- _Exercise prompt_: The records below must be output exactly, without pictures.

- _Given records_:
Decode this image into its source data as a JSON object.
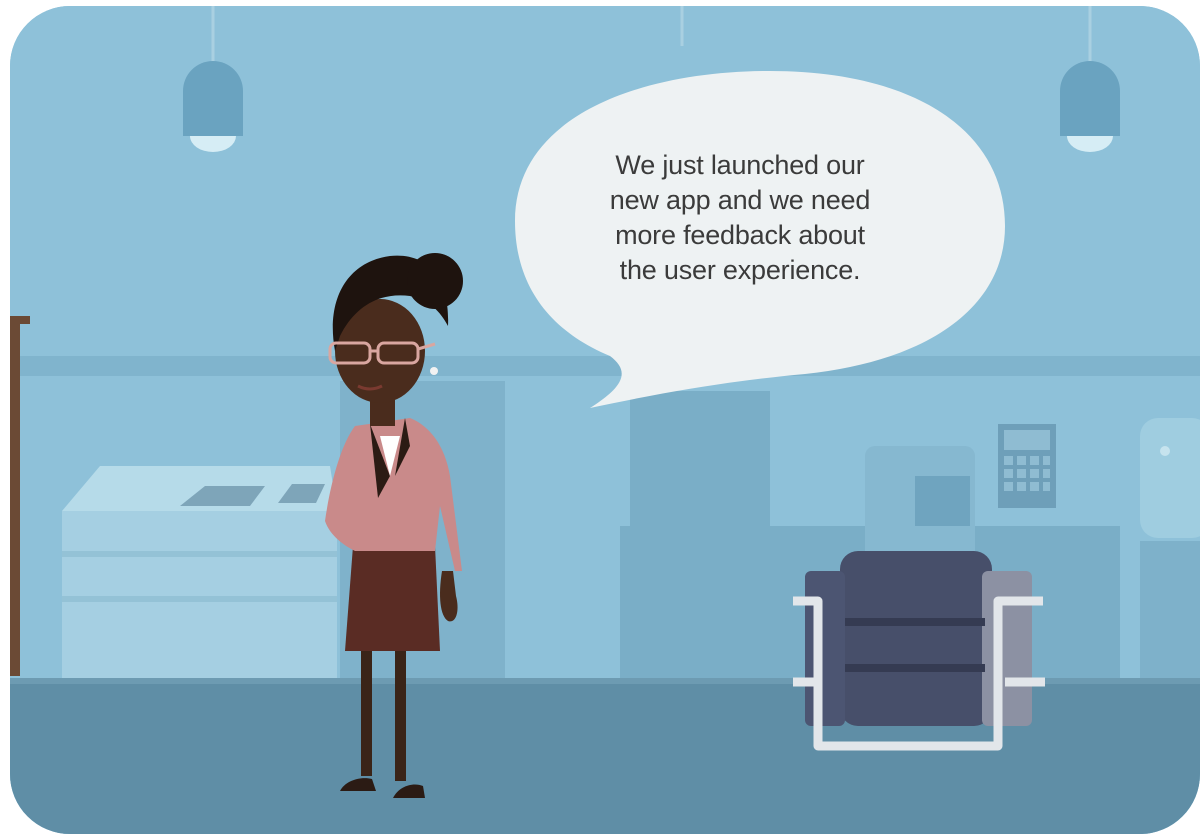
{
  "scene": {
    "colors": {
      "wall": "#8ec1d9",
      "wall_dark": "#7aafc9",
      "floor": "#5f8ea6",
      "bubble": "#eef2f3",
      "jacket": "#c98a8a",
      "skirt": "#5a2c24",
      "chair": "#4c5572"
    },
    "speech_bubble": {
      "lines": [
        "We just launched our",
        "new app and we need",
        "more feedback about",
        "the user experience."
      ]
    }
  }
}
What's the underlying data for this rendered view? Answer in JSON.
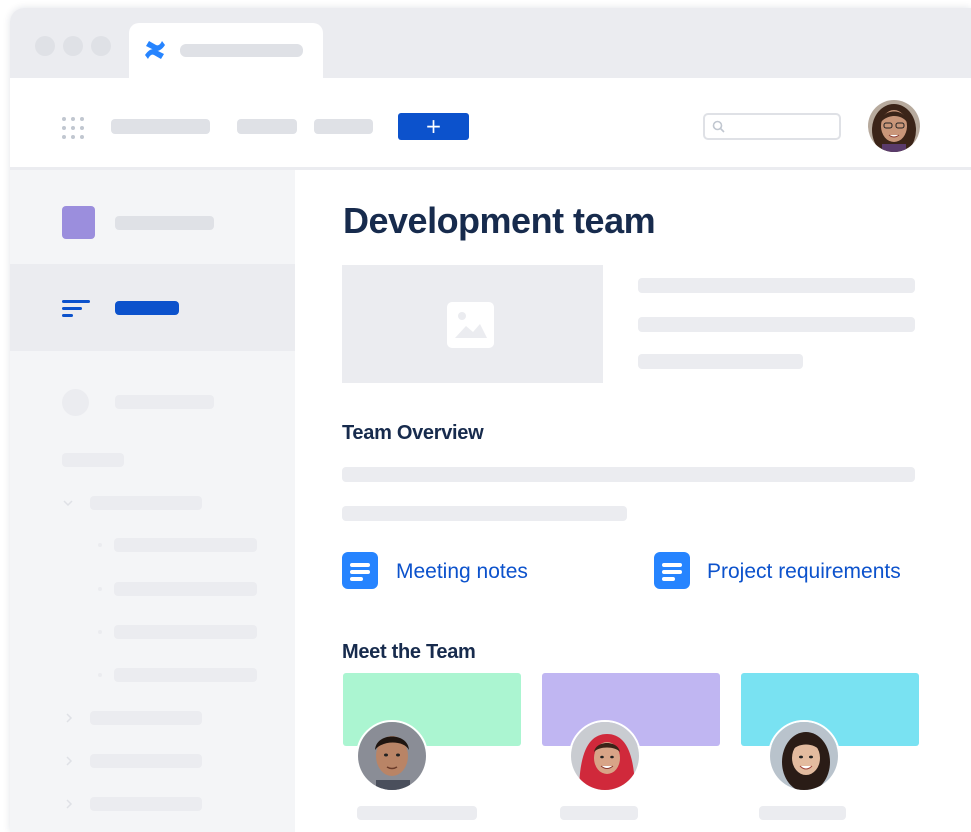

- _Solution to the problem_:
Decode this image into its source data as a JSON object.
{
  "scene": {
    "colors": {
      "wall": "#8ec1d9",
      "wall_dark": "#7aafc9",
      "floor": "#5f8ea6",
      "bubble": "#eef2f3",
      "jacket": "#c98a8a",
      "skirt": "#5a2c24",
      "chair": "#4c5572"
    },
    "speech_bubble": {
      "lines": [
        "We just launched our",
        "new app and we need",
        "more feedback about",
        "the user experience."
      ]
    }
  }
}
What's the underlying data for this rendered view? Answer in JSON.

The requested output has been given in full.